(Work to be completed): Below are some records. Say how many of their lines include the string "相关链接", giving only the number.

(Supplied material):
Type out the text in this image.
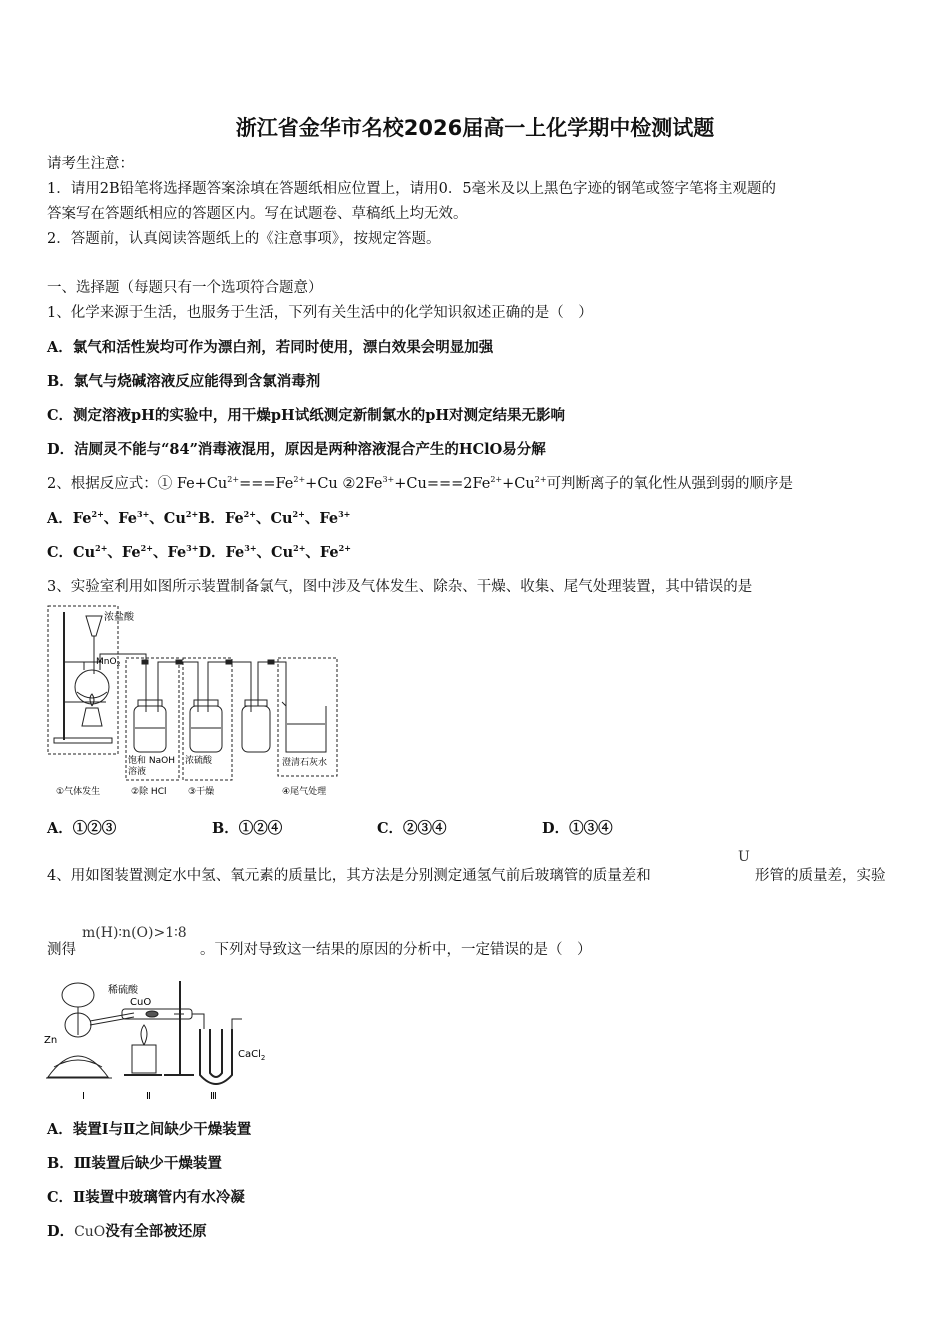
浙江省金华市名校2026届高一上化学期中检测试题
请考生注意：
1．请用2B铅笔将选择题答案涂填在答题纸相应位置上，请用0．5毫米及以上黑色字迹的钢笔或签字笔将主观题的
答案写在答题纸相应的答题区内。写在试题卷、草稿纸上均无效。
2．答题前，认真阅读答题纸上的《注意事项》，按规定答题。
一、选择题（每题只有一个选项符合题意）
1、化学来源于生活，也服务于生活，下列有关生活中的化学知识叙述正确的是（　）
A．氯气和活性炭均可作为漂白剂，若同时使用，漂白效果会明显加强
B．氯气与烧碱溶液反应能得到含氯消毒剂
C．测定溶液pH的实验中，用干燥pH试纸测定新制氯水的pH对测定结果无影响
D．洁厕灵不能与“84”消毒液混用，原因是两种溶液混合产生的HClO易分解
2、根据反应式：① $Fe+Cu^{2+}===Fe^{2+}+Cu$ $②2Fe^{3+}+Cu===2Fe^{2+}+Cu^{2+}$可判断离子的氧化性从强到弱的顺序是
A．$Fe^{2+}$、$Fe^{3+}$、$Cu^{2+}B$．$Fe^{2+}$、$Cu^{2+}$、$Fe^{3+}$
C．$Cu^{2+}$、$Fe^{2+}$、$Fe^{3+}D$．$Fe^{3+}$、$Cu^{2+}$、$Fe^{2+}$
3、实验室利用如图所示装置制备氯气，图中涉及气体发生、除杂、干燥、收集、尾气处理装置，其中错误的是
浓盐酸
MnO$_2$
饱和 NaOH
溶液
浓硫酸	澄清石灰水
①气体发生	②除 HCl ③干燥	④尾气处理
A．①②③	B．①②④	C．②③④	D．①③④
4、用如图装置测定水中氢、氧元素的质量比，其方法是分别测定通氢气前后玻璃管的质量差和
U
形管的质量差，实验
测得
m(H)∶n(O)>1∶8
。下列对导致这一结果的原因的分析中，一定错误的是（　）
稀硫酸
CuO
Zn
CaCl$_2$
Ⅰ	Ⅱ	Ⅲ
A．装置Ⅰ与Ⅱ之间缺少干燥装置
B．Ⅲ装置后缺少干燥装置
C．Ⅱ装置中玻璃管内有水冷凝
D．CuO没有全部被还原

---

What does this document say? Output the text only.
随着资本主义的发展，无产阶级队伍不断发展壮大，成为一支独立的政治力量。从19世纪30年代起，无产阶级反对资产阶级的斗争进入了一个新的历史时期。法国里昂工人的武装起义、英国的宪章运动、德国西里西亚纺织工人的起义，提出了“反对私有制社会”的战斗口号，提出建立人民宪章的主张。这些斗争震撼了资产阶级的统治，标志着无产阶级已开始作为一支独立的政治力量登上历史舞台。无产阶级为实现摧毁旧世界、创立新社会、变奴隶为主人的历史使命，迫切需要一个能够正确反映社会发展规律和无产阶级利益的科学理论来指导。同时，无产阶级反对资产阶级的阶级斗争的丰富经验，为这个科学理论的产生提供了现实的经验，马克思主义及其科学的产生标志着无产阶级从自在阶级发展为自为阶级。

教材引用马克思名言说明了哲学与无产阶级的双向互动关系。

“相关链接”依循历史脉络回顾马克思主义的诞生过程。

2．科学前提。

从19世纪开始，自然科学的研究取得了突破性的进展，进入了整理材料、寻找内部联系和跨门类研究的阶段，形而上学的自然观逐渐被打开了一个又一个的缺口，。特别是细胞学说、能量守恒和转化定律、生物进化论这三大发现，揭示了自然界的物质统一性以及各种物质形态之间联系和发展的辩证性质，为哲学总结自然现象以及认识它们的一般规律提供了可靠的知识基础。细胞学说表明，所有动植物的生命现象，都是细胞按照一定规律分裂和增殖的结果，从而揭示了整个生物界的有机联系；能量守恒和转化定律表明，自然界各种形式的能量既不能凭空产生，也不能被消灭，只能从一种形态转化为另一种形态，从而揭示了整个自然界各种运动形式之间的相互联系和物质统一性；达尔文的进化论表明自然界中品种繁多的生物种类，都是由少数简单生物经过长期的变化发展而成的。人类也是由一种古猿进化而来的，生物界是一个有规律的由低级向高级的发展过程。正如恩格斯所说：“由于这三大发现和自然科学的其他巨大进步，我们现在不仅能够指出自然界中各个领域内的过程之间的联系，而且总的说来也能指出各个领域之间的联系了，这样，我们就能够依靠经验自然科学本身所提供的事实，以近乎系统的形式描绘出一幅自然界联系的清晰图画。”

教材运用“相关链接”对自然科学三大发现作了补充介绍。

(Solution to this task): 2